── SUPPLIED TEXT

K-State’s free Teaching, Learning, and Technology Showcase is 10 a.m.-1:30 p.m. Tuesday, March 13, in the K-State Student Union Ballroom. All faculty, staff, and administrators are welcome to attend. Pre-register at ksushowcase.wordpress.com/registration.
This is a Q&A with Debra Sellers, associate professor and extension specialist, School of Family Studies and Human Services.
What is “traumatic brain injury”?
The Brain Injury Association of America (BIAA) defines TBI as “an alteration in brain function, or other evidence of brain pathology, caused by an external force.” A way to think about this is in terms of something away from the body or not part of the body that hurts the brain. There are two key types: one is a bump, blow, or jolt to the head, and the second type is a penetrating injury.
How did you get involved in your work with TBI survivors? How did this project get its start at Kansas State University?
Jane Mertz Garcia, professor in Communication Sciences and Disorders, has been working with people with traumatic brain injury for more than 20 years, and I have many years of experience in working with older adults and people with disabilities. Older adults are affected by TBI more than other groups, along with young children and adolescents, although anyone of any age may experience a TBI. Additionally, Kansas is significantly affected by TBI, and has the highest fatalities rate of 33 reporting states. Professor Garcia saw an opportunity to form a partnership between academic and extension faculty to use the strengths of the Kansas State University Agricultural Experiment Station and Cooperative Extension Service to help support adult survivors and their families in their local communities in Kansas.
What is “TBIoptions: Promoting Knowledge”?
TBIoptions: Promoting Knowledge is a program designed to raise awareness and knowledge of traumatic brain injury, and to encourage individuals and communities to actively support survivors and families. The program is designed in two learning formats, with dissemination by K-State Research and Extension agents in local communities and also through an automated, Internet-based version.

────

ACTIVITY A:
In the brain injury Q&A, take the part that opens with the words containing "This is a Q&A" and closes with "Kansas State University?", and swap "penetrating injury" for "piercing injury".
ACTIVITY B:
Answer these questions from the brain injury Q&A:
(i) Where is the Teaching, Learning, and Technology Showcase held?
(ii) Kansas has the highest TBI fatalities rate among how many reporting states?
(iii) For how many years has Jane Mertz Garcia worked with people with traumatic brain injury?
You won't need the data to finish these tasks.

── RECORDS SUPPLIED

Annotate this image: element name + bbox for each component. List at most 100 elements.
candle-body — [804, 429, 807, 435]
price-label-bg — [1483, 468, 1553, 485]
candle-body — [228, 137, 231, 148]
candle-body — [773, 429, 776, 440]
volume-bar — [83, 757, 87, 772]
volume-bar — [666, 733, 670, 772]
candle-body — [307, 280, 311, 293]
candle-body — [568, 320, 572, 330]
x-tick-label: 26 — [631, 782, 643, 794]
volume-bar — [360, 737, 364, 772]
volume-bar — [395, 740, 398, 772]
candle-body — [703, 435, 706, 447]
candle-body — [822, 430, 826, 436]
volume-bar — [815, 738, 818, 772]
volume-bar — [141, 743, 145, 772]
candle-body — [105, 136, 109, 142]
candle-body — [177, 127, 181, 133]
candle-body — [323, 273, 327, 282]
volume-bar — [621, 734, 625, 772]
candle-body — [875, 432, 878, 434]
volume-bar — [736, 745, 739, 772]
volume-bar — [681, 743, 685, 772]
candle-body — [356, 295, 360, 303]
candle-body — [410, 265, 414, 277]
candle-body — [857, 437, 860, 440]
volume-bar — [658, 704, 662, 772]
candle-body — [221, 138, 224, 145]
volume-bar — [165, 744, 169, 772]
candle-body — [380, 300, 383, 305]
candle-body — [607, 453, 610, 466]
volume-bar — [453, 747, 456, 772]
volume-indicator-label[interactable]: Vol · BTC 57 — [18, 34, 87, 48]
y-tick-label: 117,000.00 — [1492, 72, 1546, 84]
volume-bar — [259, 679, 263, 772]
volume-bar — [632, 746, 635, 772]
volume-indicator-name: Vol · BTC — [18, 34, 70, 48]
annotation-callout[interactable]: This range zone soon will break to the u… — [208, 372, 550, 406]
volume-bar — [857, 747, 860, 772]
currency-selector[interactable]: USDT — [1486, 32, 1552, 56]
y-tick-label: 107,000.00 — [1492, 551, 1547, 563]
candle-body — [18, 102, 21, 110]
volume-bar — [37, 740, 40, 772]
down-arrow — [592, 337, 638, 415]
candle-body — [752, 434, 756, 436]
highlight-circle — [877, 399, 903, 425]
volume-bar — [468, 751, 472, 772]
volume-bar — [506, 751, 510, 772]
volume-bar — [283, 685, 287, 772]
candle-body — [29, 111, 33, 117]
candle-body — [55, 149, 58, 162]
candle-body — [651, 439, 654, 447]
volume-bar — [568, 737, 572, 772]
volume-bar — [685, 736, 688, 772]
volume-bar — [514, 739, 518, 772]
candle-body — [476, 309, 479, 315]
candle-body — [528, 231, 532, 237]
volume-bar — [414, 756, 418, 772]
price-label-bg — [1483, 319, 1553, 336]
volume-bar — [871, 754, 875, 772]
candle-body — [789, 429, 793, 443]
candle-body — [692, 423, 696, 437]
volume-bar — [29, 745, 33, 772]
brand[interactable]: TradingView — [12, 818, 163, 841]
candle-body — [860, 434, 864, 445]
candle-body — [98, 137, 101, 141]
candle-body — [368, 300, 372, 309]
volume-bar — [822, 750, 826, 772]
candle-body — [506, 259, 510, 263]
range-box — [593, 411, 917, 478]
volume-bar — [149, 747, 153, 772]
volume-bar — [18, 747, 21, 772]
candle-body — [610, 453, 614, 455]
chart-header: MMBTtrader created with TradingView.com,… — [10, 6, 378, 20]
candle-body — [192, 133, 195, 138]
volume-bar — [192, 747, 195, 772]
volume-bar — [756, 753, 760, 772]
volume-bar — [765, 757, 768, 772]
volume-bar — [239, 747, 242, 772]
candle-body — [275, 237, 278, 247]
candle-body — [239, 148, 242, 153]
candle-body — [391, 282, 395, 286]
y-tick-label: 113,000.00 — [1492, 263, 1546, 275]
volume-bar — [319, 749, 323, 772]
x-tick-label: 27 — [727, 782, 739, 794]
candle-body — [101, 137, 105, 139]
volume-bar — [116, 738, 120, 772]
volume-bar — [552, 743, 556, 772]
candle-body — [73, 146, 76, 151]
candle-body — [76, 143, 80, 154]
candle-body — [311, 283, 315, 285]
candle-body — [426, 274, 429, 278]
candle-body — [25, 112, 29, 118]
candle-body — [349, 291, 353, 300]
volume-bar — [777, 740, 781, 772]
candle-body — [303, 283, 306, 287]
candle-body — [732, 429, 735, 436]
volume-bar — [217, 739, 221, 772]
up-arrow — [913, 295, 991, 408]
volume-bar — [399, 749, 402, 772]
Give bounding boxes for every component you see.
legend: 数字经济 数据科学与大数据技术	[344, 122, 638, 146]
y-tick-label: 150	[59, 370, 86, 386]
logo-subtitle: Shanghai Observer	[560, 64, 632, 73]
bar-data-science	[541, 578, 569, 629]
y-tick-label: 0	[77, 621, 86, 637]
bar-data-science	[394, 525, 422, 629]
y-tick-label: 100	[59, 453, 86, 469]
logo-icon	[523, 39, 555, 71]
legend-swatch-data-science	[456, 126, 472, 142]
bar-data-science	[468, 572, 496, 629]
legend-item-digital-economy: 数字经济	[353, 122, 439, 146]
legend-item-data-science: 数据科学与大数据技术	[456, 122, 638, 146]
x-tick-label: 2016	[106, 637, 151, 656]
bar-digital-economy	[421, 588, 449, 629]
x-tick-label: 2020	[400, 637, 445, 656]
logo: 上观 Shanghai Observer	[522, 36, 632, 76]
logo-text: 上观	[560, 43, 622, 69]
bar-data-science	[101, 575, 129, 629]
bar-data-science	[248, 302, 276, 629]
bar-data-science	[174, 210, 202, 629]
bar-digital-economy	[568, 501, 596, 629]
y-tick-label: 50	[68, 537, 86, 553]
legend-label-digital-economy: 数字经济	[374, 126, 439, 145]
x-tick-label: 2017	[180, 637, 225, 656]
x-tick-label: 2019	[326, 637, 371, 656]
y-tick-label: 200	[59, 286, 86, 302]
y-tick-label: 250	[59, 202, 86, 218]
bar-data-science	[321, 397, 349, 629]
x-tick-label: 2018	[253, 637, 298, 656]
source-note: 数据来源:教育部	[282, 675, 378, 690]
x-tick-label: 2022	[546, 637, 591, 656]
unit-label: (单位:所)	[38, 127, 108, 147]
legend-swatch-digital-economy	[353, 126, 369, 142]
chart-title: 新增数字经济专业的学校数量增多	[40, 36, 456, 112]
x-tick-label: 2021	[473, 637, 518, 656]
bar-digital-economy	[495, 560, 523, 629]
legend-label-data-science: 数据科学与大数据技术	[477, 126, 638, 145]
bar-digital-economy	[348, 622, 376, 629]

────

ANSWER SPACE A:
This is a Q&A with Debra Sellers, associate professor and extension specialist, School of Family Studies and Human Services.
What is “traumatic brain injury”?
The Brain Injury Association of America (BIAA) defines TBI as “an alteration in brain function, or other evidence of brain pathology, caused by an external force.” A way to think about this is in terms of something away from the body or not part of the body that hurts the brain. There are two key types: one is a bump, blow, or jolt to the head, and the second type is a piercing injury.
How did you get involved in your work with TBI survivors? How did this project get its start at Kansas State University?

ANSWER SPACE B:
(i) In the K-State Student Union Ballroom.
(ii) 33 reporting states.
(iii) More than 20 years.